> Brief
Reproduce the full listing below unchanged, apart from the pictures.

> Input rows
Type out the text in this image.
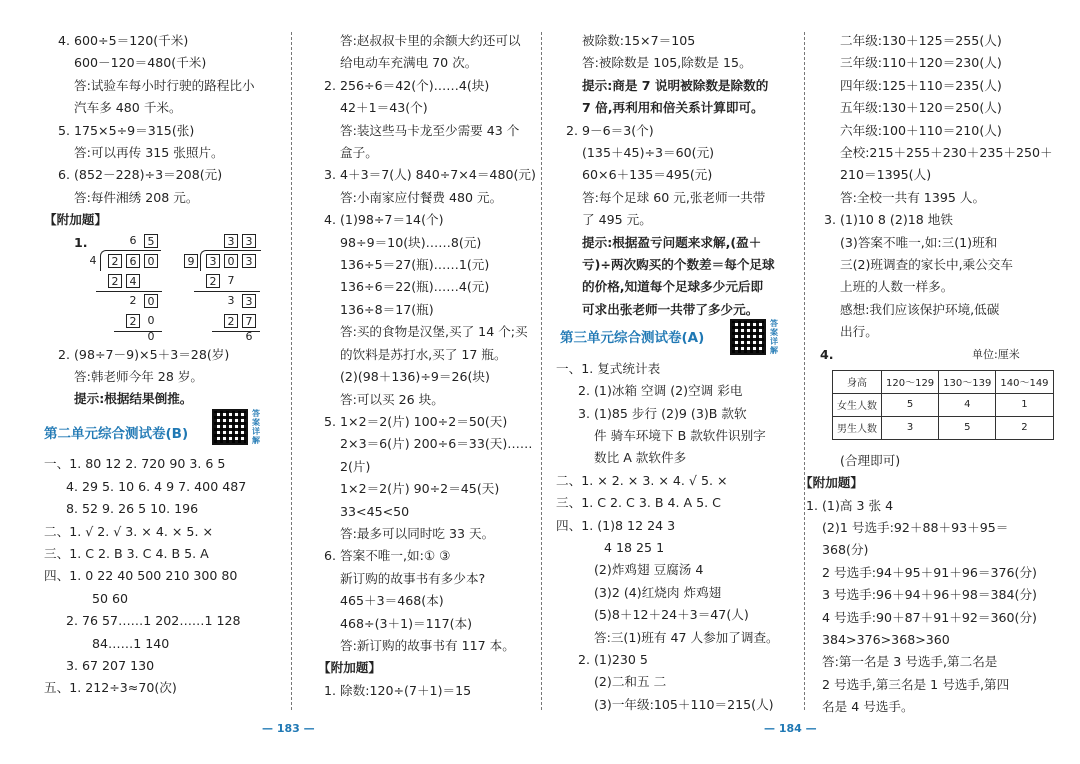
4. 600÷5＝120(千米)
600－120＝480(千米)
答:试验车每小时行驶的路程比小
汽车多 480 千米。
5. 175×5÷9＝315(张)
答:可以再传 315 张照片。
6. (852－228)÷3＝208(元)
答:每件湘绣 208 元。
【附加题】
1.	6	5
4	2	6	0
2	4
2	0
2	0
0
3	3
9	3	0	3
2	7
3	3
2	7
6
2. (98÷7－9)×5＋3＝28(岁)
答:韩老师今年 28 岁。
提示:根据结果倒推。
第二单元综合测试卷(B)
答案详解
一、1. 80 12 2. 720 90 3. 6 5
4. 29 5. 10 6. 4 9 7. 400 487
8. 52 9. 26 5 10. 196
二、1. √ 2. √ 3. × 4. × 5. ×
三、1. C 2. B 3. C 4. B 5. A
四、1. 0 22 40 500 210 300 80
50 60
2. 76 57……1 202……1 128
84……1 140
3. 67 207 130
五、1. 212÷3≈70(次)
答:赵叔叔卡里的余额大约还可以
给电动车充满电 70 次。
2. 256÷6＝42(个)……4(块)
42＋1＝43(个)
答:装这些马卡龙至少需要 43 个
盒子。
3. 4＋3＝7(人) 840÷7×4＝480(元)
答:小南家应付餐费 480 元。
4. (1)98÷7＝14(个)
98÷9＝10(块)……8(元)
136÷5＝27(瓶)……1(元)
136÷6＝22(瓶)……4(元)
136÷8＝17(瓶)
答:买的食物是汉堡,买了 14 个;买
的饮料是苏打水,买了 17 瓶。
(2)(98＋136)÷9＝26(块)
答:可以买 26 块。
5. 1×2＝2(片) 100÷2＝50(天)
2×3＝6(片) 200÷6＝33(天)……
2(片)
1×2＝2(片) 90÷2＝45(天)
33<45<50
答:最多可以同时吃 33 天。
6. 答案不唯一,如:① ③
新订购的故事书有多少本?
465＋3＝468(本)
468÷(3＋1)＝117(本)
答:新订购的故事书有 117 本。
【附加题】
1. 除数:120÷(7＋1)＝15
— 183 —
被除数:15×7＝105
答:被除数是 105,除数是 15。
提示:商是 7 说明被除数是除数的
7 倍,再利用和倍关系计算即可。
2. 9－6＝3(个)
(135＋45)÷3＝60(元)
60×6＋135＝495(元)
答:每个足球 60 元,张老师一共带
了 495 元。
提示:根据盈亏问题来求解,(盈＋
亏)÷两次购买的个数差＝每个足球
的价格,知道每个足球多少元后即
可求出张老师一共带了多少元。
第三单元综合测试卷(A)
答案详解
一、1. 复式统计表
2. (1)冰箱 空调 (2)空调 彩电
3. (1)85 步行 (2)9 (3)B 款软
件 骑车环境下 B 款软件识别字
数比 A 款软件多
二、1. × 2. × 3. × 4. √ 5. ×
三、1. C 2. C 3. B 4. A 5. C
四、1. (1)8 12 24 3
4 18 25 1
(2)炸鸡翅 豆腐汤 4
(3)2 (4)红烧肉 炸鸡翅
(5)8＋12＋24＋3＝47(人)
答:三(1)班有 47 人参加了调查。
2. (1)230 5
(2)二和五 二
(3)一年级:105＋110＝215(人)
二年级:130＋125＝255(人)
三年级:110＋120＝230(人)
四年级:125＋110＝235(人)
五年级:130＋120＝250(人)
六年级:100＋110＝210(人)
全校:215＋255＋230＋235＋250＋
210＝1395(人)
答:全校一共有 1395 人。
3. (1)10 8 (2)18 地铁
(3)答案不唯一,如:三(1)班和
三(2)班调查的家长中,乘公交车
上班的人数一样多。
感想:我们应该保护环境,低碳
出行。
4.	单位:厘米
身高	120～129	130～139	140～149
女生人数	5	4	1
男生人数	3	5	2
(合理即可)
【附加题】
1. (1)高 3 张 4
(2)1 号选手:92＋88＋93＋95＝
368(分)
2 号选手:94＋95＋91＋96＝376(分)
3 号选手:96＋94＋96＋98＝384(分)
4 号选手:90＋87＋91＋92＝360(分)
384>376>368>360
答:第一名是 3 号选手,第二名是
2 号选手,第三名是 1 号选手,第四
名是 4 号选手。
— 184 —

> The result
Type out the text in this image.
4. 600÷5＝120(千米)
600－120＝480(千米)
答:试验车每小时行驶的路程比小
汽车多 480 千米。
5. 175×5÷9＝315(张)
答:可以再传 315 张照片。
6. (852－228)÷3＝208(元)
答:每件湘绣 208 元。
【附加题】
1.	6	5
4	2	6	0
2	4
2	0
2	0
0
3	3
9	3	0	3
2	7
3	3
2	7
6
2. (98÷7－9)×5＋3＝28(岁)
答:韩老师今年 28 岁。
提示:根据结果倒推。
第二单元综合测试卷(B)
答案详解
一、1. 80 12 2. 720 90 3. 6 5
4. 29 5. 10 6. 4 9 7. 400 487
8. 52 9. 26 5 10. 196
二、1. √ 2. √ 3. × 4. × 5. ×
三、1. C 2. B 3. C 4. B 5. A
四、1. 0 22 40 500 210 300 80
50 60
2. 76 57……1 202……1 128
84……1 140
3. 67 207 130
五、1. 212÷3≈70(次)
答:赵叔叔卡里的余额大约还可以
给电动车充满电 70 次。
2. 256÷6＝42(个)……4(块)
42＋1＝43(个)
答:装这些马卡龙至少需要 43 个
盒子。
3. 4＋3＝7(人) 840÷7×4＝480(元)
答:小南家应付餐费 480 元。
4. (1)98÷7＝14(个)
98÷9＝10(块)……8(元)
136÷5＝27(瓶)……1(元)
136÷6＝22(瓶)……4(元)
136÷8＝17(瓶)
答:买的食物是汉堡,买了 14 个;买
的饮料是苏打水,买了 17 瓶。
(2)(98＋136)÷9＝26(块)
答:可以买 26 块。
5. 1×2＝2(片) 100÷2＝50(天)
2×3＝6(片) 200÷6＝33(天)……
2(片)
1×2＝2(片) 90÷2＝45(天)
33<45<50
答:最多可以同时吃 33 天。
6. 答案不唯一,如:① ③
新订购的故事书有多少本?
465＋3＝468(本)
468÷(3＋1)＝117(本)
答:新订购的故事书有 117 本。
【附加题】
1. 除数:120÷(7＋1)＝15
— 183 —
被除数:15×7＝105
答:被除数是 105,除数是 15。
提示:商是 7 说明被除数是除数的
7 倍,再利用和倍关系计算即可。
2. 9－6＝3(个)
(135＋45)÷3＝60(元)
60×6＋135＝495(元)
答:每个足球 60 元,张老师一共带
了 495 元。
提示:根据盈亏问题来求解,(盈＋
亏)÷两次购买的个数差＝每个足球
的价格,知道每个足球多少元后即
可求出张老师一共带了多少元。
第三单元综合测试卷(A)
答案详解
一、1. 复式统计表
2. (1)冰箱 空调 (2)空调 彩电
3. (1)85 步行 (2)9 (3)B 款软
件 骑车环境下 B 款软件识别字
数比 A 款软件多
二、1. × 2. × 3. × 4. √ 5. ×
三、1. C 2. C 3. B 4. A 5. C
四、1. (1)8 12 24 3
4 18 25 1
(2)炸鸡翅 豆腐汤 4
(3)2 (4)红烧肉 炸鸡翅
(5)8＋12＋24＋3＝47(人)
答:三(1)班有 47 人参加了调查。
2. (1)230 5
(2)二和五 二
(3)一年级:105＋110＝215(人)
二年级:130＋125＝255(人)
三年级:110＋120＝230(人)
四年级:125＋110＝235(人)
五年级:130＋120＝250(人)
六年级:100＋110＝210(人)
全校:215＋255＋230＋235＋250＋
210＝1395(人)
答:全校一共有 1395 人。
3. (1)10 8 (2)18 地铁
(3)答案不唯一,如:三(1)班和
三(2)班调查的家长中,乘公交车
上班的人数一样多。
感想:我们应该保护环境,低碳
出行。
4.	单位:厘米
身高	120～129	130～139	140～149
女生人数	5	4	1
男生人数	3	5	2
(合理即可)
【附加题】
1. (1)高 3 张 4
(2)1 号选手:92＋88＋93＋95＝
368(分)
2 号选手:94＋95＋91＋96＝376(分)
3 号选手:96＋94＋96＋98＝384(分)
4 号选手:90＋87＋91＋92＝360(分)
384>376>368>360
答:第一名是 3 号选手,第二名是
2 号选手,第三名是 1 号选手,第四
名是 4 号选手。
— 184 —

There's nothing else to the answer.